Dataset records
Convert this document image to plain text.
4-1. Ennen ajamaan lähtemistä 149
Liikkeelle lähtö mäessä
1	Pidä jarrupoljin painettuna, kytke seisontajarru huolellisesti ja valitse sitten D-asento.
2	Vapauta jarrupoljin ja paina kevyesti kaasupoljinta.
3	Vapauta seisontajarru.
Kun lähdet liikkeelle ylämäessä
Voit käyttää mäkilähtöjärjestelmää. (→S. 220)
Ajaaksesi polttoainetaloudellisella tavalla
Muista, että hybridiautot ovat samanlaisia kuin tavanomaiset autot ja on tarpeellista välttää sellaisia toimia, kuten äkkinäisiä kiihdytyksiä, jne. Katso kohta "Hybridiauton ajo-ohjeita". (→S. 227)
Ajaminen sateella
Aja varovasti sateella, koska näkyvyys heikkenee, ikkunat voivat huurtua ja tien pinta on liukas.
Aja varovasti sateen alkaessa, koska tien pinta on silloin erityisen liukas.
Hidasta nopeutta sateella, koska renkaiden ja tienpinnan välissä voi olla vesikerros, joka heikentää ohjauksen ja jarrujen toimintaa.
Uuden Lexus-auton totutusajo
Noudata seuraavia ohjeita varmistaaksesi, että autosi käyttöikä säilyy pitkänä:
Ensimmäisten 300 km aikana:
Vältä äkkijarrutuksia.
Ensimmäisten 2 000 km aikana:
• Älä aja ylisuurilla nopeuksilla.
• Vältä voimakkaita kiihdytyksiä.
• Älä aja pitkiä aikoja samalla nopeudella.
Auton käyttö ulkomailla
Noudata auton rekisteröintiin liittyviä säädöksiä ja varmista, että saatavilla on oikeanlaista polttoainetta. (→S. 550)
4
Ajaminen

REQUIREMENTS — Every entry above should be retyped exactly as shown.

FINAL ANSWER —
Convert this document image to plain text.
4-1. Ennen ajamaan lähtemistä 149
Liikkeelle lähtö mäessä
1	Pidä jarrupoljin painettuna, kytke seisontajarru huolellisesti ja valitse sitten D-asento.
2	Vapauta jarrupoljin ja paina kevyesti kaasupoljinta.
3	Vapauta seisontajarru.
Kun lähdet liikkeelle ylämäessä
Voit käyttää mäkilähtöjärjestelmää. (→S. 220)
Ajaaksesi polttoainetaloudellisella tavalla
Muista, että hybridiautot ovat samanlaisia kuin tavanomaiset autot ja on tarpeellista välttää sellaisia toimia, kuten äkkinäisiä kiihdytyksiä, jne. Katso kohta "Hybridiauton ajo-ohjeita". (→S. 227)
Ajaminen sateella
Aja varovasti sateella, koska näkyvyys heikkenee, ikkunat voivat huurtua ja tien pinta on liukas.
Aja varovasti sateen alkaessa, koska tien pinta on silloin erityisen liukas.
Hidasta nopeutta sateella, koska renkaiden ja tienpinnan välissä voi olla vesikerros, joka heikentää ohjauksen ja jarrujen toimintaa.
Uuden Lexus-auton totutusajo
Noudata seuraavia ohjeita varmistaaksesi, että autosi käyttöikä säilyy pitkänä:
Ensimmäisten 300 km aikana:
Vältä äkkijarrutuksia.
Ensimmäisten 2 000 km aikana:
• Älä aja ylisuurilla nopeuksilla.
• Vältä voimakkaita kiihdytyksiä.
• Älä aja pitkiä aikoja samalla nopeudella.
Auton käyttö ulkomailla
Noudata auton rekisteröintiin liittyviä säädöksiä ja varmista, että saatavilla on oikeanlaista polttoainetta. (→S. 550)
4
Ajaminen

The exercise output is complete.